GIVEN INSTRUCTION — Pick every line from the data that holds the word "Lyle".

INFORMATION GIVEN —
>>

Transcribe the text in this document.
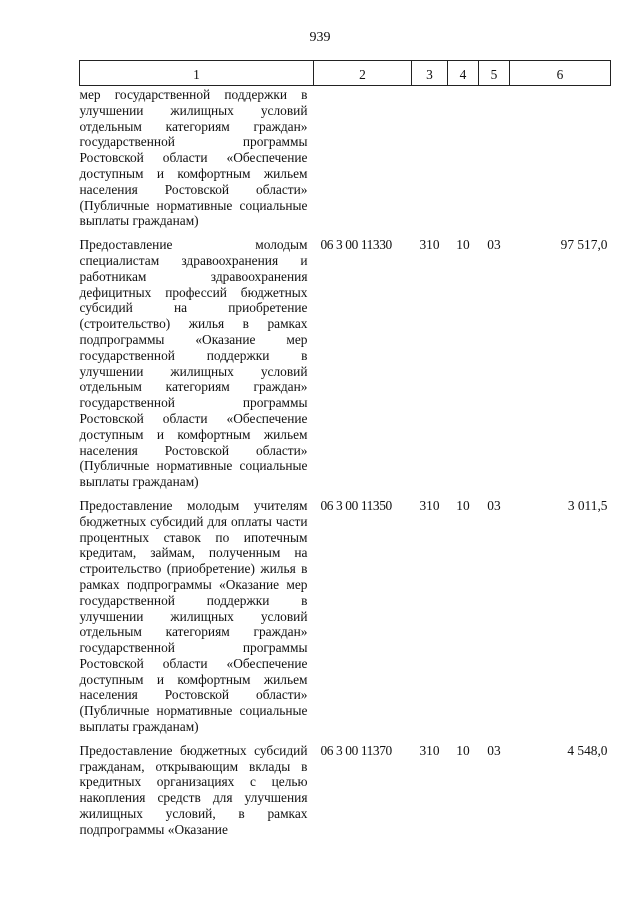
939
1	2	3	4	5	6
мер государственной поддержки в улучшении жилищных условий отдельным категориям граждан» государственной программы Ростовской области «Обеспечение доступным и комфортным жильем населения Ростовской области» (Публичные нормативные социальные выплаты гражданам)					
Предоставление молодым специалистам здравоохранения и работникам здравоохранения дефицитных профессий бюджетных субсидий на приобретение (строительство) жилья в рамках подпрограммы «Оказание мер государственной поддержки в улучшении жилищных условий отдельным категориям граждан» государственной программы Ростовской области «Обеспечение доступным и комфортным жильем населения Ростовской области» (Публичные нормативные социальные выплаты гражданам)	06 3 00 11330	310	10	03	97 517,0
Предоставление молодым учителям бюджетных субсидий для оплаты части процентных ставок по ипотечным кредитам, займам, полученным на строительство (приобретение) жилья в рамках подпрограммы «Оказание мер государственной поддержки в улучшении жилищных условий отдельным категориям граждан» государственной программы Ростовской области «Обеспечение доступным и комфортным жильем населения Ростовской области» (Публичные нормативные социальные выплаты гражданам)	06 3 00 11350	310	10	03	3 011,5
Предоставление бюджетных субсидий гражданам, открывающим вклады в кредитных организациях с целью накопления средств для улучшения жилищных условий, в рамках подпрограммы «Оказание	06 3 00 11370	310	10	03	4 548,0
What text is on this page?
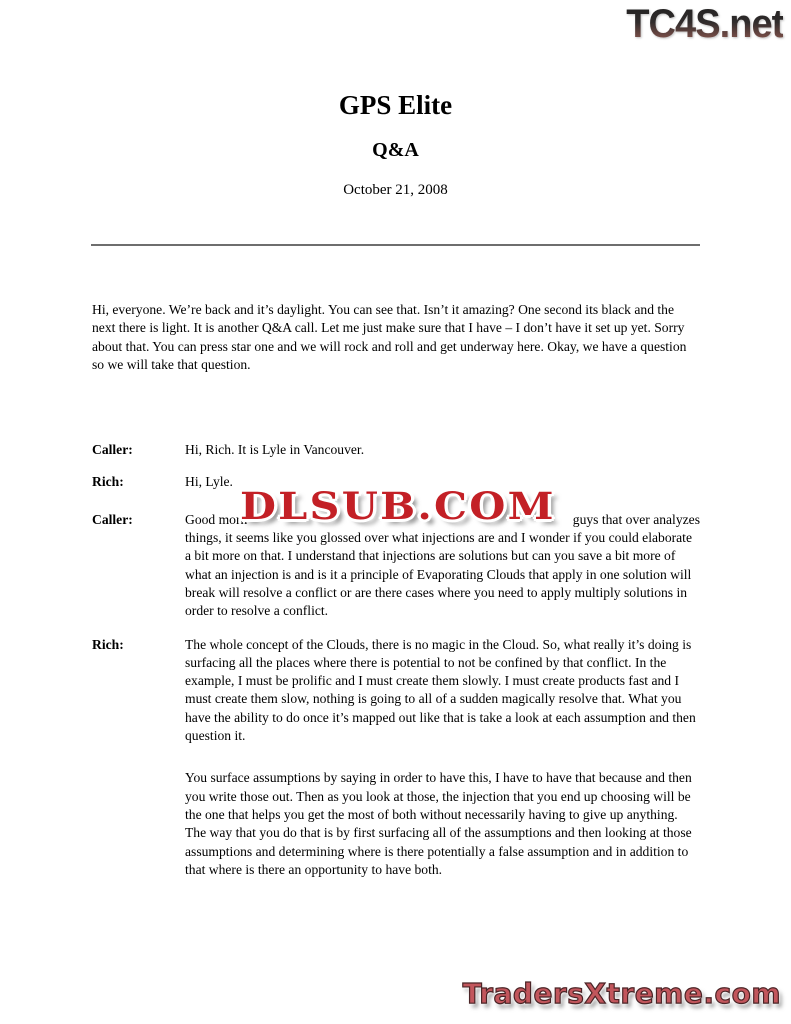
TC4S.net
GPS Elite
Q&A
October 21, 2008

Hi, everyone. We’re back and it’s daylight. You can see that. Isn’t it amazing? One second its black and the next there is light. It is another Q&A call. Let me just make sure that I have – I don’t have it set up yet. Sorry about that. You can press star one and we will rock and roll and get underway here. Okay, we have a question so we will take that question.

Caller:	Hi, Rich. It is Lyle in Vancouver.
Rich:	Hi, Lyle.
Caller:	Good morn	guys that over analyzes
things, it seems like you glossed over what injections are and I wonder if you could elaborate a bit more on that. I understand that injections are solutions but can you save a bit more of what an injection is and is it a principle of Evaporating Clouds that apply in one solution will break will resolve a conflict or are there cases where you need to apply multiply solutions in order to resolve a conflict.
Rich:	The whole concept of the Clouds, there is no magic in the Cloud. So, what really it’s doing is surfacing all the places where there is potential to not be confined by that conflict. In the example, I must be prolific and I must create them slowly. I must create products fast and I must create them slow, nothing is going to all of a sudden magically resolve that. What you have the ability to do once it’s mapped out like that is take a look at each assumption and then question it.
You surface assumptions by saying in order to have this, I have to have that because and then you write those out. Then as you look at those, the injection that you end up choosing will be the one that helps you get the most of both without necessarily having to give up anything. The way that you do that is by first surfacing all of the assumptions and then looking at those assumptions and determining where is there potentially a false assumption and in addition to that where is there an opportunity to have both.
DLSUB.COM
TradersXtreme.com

<<

TASK ANSWER —
Caller:	Hi, Rich. It is Lyle in Vancouver.
Rich:	Hi, Lyle.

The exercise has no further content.